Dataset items
....................
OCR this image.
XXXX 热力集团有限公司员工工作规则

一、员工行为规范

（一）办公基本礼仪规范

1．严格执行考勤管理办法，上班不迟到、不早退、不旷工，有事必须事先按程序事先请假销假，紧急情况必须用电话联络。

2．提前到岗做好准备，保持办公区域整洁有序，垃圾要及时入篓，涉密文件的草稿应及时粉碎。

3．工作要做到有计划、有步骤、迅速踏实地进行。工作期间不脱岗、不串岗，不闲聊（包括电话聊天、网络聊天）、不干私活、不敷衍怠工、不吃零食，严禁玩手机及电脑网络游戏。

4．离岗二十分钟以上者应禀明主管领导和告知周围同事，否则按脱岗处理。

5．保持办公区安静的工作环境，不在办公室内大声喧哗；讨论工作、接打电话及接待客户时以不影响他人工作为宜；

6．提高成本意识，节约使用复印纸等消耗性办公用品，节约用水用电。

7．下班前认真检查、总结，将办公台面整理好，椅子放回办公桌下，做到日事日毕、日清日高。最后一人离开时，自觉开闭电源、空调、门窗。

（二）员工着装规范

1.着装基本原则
....................
_Task brief_
Each record should come back exactly as written.

_Task solution_
OCR this image.
XXXX 热力集团有限公司员工工作规则

一、员工行为规范

（一）办公基本礼仪规范

1．严格执行考勤管理办法，上班不迟到、不早退、不旷工，有事必须事先按程序事先请假销假，紧急情况必须用电话联络。

2．提前到岗做好准备，保持办公区域整洁有序，垃圾要及时入篓，涉密文件的草稿应及时粉碎。

3．工作要做到有计划、有步骤、迅速踏实地进行。工作期间不脱岗、不串岗，不闲聊（包括电话聊天、网络聊天）、不干私活、不敷衍怠工、不吃零食，严禁玩手机及电脑网络游戏。

4．离岗二十分钟以上者应禀明主管领导和告知周围同事，否则按脱岗处理。

5．保持办公区安静的工作环境，不在办公室内大声喧哗；讨论工作、接打电话及接待客户时以不影响他人工作为宜；

6．提高成本意识，节约使用复印纸等消耗性办公用品，节约用水用电。

7．下班前认真检查、总结，将办公台面整理好，椅子放回办公桌下，做到日事日毕、日清日高。最后一人离开时，自觉开闭电源、空调、门窗。

（二）员工着装规范

1.着装基本原则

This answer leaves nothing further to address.